» **TO DO**
Scan the data below and pick out the lines containing the word "chevron".
━━━ INPUT FOR THIS TASK
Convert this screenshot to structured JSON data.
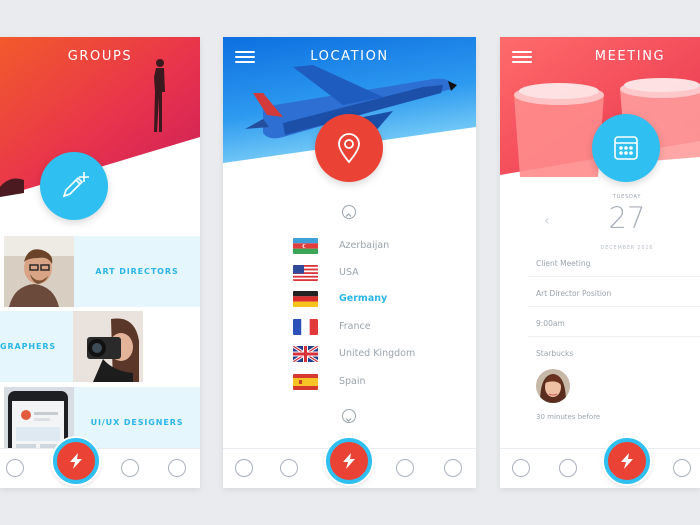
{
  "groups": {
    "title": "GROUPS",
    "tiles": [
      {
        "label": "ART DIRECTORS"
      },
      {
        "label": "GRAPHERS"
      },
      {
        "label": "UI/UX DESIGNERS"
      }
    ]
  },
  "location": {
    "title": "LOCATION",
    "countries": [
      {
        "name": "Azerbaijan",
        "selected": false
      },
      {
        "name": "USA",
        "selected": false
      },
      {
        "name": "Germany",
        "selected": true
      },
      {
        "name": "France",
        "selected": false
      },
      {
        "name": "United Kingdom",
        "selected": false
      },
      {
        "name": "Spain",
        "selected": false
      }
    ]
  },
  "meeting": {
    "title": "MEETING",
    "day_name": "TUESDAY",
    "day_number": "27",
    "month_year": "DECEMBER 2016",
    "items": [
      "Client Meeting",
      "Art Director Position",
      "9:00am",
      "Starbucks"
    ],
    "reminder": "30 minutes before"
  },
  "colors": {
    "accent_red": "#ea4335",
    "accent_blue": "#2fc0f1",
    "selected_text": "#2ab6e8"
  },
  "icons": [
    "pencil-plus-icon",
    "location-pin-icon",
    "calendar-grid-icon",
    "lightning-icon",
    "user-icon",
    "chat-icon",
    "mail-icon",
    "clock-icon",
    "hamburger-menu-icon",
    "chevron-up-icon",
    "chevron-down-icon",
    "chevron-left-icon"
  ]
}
━━━━━━
» **RESULT OF THIS EXERCISE**
    "chevron-up-icon",
    "chevron-down-icon",
    "chevron-left-icon"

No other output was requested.